EXERCISE AIM: Please repeat all of the lines that follow, exactly as written.

Data records
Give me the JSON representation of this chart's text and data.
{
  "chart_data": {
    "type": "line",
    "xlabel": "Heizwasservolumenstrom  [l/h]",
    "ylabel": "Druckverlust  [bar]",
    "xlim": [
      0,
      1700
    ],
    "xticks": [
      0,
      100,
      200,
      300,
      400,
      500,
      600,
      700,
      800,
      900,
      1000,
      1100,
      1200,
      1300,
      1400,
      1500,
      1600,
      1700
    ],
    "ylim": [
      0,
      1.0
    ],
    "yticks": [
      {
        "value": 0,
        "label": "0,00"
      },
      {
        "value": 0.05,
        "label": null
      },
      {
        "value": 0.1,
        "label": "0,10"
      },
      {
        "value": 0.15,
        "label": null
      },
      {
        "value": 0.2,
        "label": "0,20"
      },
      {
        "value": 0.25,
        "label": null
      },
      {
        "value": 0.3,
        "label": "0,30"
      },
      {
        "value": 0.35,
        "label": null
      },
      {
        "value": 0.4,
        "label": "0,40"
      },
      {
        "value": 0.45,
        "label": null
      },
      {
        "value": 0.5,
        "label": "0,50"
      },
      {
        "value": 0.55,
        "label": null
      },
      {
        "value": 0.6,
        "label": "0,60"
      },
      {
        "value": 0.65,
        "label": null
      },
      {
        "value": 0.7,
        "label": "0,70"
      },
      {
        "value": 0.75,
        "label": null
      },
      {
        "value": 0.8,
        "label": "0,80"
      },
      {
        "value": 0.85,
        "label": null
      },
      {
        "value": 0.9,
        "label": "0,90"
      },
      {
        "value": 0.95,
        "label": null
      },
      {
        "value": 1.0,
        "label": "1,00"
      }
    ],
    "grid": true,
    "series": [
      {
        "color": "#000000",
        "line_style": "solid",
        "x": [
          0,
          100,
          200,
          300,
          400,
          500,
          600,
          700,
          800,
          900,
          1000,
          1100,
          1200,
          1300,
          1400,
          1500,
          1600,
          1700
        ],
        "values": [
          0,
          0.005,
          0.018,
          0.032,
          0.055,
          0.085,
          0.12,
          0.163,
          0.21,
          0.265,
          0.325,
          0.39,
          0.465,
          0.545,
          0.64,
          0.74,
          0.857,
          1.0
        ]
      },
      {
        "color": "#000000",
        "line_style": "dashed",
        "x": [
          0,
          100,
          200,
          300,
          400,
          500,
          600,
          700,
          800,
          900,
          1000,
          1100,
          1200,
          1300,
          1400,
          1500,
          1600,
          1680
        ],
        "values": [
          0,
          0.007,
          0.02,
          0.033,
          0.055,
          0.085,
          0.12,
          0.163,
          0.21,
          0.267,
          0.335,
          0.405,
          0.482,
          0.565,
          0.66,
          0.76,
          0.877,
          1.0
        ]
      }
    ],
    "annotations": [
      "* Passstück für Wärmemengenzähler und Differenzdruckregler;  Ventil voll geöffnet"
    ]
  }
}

OUTPUT BELOW:
Give me the JSON representation of this chart's text and data.
{
  "chart_data": {
    "type": "line",
    "xlabel": "Heizwasservolumenstrom  [l/h]",
    "ylabel": "Druckverlust  [bar]",
    "xlim": [
      0,
      1700
    ],
    "xticks": [
      0,
      100,
      200,
      300,
      400,
      500,
      600,
      700,
      800,
      900,
      1000,
      1100,
      1200,
      1300,
      1400,
      1500,
      1600,
      1700
    ],
    "ylim": [
      0,
      1.0
    ],
    "yticks": [
      {
        "value": 0,
        "label": "0,00"
      },
      {
        "value": 0.05,
        "label": null
      },
      {
        "value": 0.1,
        "label": "0,10"
      },
      {
        "value": 0.15,
        "label": null
      },
      {
        "value": 0.2,
        "label": "0,20"
      },
      {
        "value": 0.25,
        "label": null
      },
      {
        "value": 0.3,
        "label": "0,30"
      },
      {
        "value": 0.35,
        "label": null
      },
      {
        "value": 0.4,
        "label": "0,40"
      },
      {
        "value": 0.45,
        "label": null
      },
      {
        "value": 0.5,
        "label": "0,50"
      },
      {
        "value": 0.55,
        "label": null
      },
      {
        "value": 0.6,
        "label": "0,60"
      },
      {
        "value": 0.65,
        "label": null
      },
      {
        "value": 0.7,
        "label": "0,70"
      },
      {
        "value": 0.75,
        "label": null
      },
      {
        "value": 0.8,
        "label": "0,80"
      },
      {
        "value": 0.85,
        "label": null
      },
      {
        "value": 0.9,
        "label": "0,90"
      },
      {
        "value": 0.95,
        "label": null
      },
      {
        "value": 1.0,
        "label": "1,00"
      }
    ],
    "grid": true,
    "series": [
      {
        "color": "#000000",
        "line_style": "solid",
        "x": [
          0,
          100,
          200,
          300,
          400,
          500,
          600,
          700,
          800,
          900,
          1000,
          1100,
          1200,
          1300,
          1400,
          1500,
          1600,
          1700
        ],
        "values": [
          0,
          0.005,
          0.018,
          0.032,
          0.055,
          0.085,
          0.12,
          0.163,
          0.21,
          0.265,
          0.325,
          0.39,
          0.465,
          0.545,
          0.64,
          0.74,
          0.857,
          1.0
        ]
      },
      {
        "color": "#000000",
        "line_style": "dashed",
        "x": [
          0,
          100,
          200,
          300,
          400,
          500,
          600,
          700,
          800,
          900,
          1000,
          1100,
          1200,
          1300,
          1400,
          1500,
          1600,
          1680
        ],
        "values": [
          0,
          0.007,
          0.02,
          0.033,
          0.055,
          0.085,
          0.12,
          0.163,
          0.21,
          0.267,
          0.335,
          0.405,
          0.482,
          0.565,
          0.66,
          0.76,
          0.877,
          1.0
        ]
      }
    ],
    "annotations": [
      "* Passstück für Wärmemengenzähler und Differenzdruckregler;  Ventil voll geöffnet"
    ]
  }
}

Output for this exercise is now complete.